Work to do: Quote the lines from the line holding "Convert this screenshot" to the very end of the listing, exactly, and no others.
━━━━
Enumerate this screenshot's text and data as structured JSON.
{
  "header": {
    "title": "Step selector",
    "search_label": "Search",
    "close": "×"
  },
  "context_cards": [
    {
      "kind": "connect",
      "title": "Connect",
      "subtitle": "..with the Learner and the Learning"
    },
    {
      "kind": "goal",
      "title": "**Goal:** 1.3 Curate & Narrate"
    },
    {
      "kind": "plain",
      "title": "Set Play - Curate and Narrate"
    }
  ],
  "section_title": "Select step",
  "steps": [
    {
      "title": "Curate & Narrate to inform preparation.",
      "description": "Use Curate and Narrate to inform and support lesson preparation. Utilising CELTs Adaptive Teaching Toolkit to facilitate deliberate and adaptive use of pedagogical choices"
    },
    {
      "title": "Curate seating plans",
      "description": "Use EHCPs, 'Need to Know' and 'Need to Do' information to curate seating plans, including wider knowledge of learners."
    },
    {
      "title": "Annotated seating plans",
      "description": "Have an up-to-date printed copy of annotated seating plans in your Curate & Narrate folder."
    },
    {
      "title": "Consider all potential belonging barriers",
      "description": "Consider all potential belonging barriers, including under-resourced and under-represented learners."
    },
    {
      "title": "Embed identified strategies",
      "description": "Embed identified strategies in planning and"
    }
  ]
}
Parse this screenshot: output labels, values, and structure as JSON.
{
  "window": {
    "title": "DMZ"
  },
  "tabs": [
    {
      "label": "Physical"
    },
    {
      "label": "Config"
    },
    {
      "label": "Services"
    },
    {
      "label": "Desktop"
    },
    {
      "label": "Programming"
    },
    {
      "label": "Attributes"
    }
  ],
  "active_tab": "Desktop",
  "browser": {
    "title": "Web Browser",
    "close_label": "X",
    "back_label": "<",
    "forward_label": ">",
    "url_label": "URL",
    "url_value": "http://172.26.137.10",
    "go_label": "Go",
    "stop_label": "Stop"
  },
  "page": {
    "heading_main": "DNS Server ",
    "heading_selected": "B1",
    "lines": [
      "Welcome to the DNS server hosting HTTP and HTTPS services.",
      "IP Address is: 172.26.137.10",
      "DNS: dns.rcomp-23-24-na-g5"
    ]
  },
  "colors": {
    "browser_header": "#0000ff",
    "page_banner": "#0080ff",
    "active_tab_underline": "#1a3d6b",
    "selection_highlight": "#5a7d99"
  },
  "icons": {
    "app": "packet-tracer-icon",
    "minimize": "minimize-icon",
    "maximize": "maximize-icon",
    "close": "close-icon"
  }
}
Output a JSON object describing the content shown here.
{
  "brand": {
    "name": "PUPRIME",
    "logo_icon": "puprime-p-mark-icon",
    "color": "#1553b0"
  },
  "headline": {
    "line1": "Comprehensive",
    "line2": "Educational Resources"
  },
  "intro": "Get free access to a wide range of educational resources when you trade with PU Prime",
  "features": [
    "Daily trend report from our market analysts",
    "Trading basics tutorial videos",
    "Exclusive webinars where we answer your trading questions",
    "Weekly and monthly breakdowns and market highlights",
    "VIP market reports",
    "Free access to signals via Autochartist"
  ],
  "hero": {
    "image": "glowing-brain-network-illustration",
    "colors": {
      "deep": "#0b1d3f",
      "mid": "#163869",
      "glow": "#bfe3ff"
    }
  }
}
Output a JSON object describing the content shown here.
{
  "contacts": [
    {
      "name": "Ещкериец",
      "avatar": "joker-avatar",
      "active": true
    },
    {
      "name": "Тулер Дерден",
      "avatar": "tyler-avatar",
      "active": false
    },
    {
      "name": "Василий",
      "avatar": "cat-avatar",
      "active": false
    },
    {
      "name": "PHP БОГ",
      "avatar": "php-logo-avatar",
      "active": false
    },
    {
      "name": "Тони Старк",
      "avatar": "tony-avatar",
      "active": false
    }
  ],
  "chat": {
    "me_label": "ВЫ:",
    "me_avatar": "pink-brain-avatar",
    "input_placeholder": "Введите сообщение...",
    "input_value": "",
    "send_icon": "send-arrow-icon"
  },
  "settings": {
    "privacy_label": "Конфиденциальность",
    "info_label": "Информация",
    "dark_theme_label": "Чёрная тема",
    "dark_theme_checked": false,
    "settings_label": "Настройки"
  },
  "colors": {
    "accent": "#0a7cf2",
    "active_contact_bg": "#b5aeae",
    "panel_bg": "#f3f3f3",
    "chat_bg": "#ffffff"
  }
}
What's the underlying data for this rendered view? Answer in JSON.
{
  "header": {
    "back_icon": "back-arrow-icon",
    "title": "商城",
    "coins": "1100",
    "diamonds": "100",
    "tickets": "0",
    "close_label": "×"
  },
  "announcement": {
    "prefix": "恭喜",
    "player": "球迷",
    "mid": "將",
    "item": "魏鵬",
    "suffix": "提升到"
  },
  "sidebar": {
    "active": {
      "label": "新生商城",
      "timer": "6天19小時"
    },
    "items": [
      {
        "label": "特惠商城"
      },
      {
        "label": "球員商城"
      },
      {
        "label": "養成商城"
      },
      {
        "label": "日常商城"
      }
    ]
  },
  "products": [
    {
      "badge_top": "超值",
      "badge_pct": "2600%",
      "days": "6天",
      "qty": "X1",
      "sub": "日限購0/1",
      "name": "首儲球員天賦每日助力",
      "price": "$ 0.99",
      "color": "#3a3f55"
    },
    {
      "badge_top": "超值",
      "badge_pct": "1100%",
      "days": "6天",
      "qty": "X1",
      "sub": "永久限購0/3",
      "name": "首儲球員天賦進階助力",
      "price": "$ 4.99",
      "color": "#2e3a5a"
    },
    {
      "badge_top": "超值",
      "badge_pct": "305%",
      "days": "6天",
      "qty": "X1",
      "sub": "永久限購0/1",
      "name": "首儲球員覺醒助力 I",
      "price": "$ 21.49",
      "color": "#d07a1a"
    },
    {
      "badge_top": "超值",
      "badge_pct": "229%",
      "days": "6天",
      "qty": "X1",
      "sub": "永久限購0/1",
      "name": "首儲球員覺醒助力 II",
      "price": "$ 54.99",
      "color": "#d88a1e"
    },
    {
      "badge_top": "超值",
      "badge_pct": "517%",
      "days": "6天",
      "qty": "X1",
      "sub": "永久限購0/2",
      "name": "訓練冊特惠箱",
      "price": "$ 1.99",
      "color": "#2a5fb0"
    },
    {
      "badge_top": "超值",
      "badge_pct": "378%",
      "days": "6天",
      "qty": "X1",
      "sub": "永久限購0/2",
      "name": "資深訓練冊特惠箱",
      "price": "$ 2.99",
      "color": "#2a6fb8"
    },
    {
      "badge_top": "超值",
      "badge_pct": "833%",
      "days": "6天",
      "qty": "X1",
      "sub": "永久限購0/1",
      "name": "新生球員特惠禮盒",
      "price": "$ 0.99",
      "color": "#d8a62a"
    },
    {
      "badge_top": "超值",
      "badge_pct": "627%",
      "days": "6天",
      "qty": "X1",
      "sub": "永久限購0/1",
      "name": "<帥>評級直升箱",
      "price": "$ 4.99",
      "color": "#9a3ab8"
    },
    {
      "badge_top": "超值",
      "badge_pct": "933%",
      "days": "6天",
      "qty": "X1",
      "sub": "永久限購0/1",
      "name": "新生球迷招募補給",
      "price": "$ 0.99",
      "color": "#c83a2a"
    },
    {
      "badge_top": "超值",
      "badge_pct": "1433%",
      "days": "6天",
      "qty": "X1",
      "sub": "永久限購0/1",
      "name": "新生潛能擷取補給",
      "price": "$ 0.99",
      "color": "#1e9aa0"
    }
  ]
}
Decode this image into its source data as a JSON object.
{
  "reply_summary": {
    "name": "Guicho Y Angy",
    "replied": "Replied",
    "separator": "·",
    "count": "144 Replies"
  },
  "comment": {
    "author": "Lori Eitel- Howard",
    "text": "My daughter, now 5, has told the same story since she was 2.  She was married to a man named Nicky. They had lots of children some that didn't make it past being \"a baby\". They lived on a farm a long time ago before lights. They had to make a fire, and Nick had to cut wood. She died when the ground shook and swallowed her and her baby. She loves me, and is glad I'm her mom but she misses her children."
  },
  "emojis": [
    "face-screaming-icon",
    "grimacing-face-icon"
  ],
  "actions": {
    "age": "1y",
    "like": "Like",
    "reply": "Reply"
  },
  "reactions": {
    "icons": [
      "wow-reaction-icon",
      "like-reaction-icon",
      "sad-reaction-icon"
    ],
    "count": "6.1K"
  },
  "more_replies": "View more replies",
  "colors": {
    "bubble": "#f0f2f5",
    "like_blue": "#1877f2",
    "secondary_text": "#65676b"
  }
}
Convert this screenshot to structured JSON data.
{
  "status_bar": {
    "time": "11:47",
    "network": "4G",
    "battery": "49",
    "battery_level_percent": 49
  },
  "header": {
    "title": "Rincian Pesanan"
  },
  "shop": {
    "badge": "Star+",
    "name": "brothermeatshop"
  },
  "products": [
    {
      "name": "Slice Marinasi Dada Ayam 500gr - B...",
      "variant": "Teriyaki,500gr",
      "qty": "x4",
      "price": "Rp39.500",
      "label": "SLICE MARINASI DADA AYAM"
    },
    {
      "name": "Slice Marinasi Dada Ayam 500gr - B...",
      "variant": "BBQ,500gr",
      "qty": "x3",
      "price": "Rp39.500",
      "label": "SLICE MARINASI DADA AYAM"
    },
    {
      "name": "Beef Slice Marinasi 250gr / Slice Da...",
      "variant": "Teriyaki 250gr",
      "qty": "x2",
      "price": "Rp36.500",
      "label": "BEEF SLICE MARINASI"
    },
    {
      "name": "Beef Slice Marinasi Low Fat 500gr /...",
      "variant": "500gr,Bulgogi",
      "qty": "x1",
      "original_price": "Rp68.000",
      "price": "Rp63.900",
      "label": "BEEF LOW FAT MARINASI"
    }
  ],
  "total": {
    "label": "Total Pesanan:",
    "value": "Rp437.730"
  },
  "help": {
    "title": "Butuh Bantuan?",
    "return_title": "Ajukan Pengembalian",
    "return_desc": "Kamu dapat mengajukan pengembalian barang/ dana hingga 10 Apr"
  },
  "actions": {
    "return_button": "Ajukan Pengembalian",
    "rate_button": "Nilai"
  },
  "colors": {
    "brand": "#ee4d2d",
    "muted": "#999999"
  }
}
━━━━
Exercise answer:
Convert this screenshot to structured JSON data.
{
  "status_bar": {
    "time": "11:47",
    "network": "4G",
    "battery": "49",
    "battery_level_percent": 49
  },
  "header": {
    "title": "Rincian Pesanan"
  },
  "shop": {
    "badge": "Star+",
    "name": "brothermeatshop"
  },
  "products": [
    {
      "name": "Slice Marinasi Dada Ayam 500gr - B...",
      "variant": "Teriyaki,500gr",
      "qty": "x4",
      "price": "Rp39.500",
      "label": "SLICE MARINASI DADA AYAM"
    },
    {
      "name": "Slice Marinasi Dada Ayam 500gr - B...",
      "variant": "BBQ,500gr",
      "qty": "x3",
      "price": "Rp39.500",
      "label": "SLICE MARINASI DADA AYAM"
    },
    {
      "name": "Beef Slice Marinasi 250gr / Slice Da...",
      "variant": "Teriyaki 250gr",
      "qty": "x2",
      "price": "Rp36.500",
      "label": "BEEF SLICE MARINASI"
    },
    {
      "name": "Beef Slice Marinasi Low Fat 500gr /...",
      "variant": "500gr,Bulgogi",
      "qty": "x1",
      "original_price": "Rp68.000",
      "price": "Rp63.900",
      "label": "BEEF LOW FAT MARINASI"
    }
  ],
  "total": {
    "label": "Total Pesanan:",
    "value": "Rp437.730"
  },
  "help": {
    "title": "Butuh Bantuan?",
    "return_title": "Ajukan Pengembalian",
    "return_desc": "Kamu dapat mengajukan pengembalian barang/ dana hingga 10 Apr"
  },
  "actions": {
    "return_button": "Ajukan Pengembalian",
    "rate_button": "Nilai"
  },
  "colors": {
    "brand": "#ee4d2d",
    "muted": "#999999"
  }
}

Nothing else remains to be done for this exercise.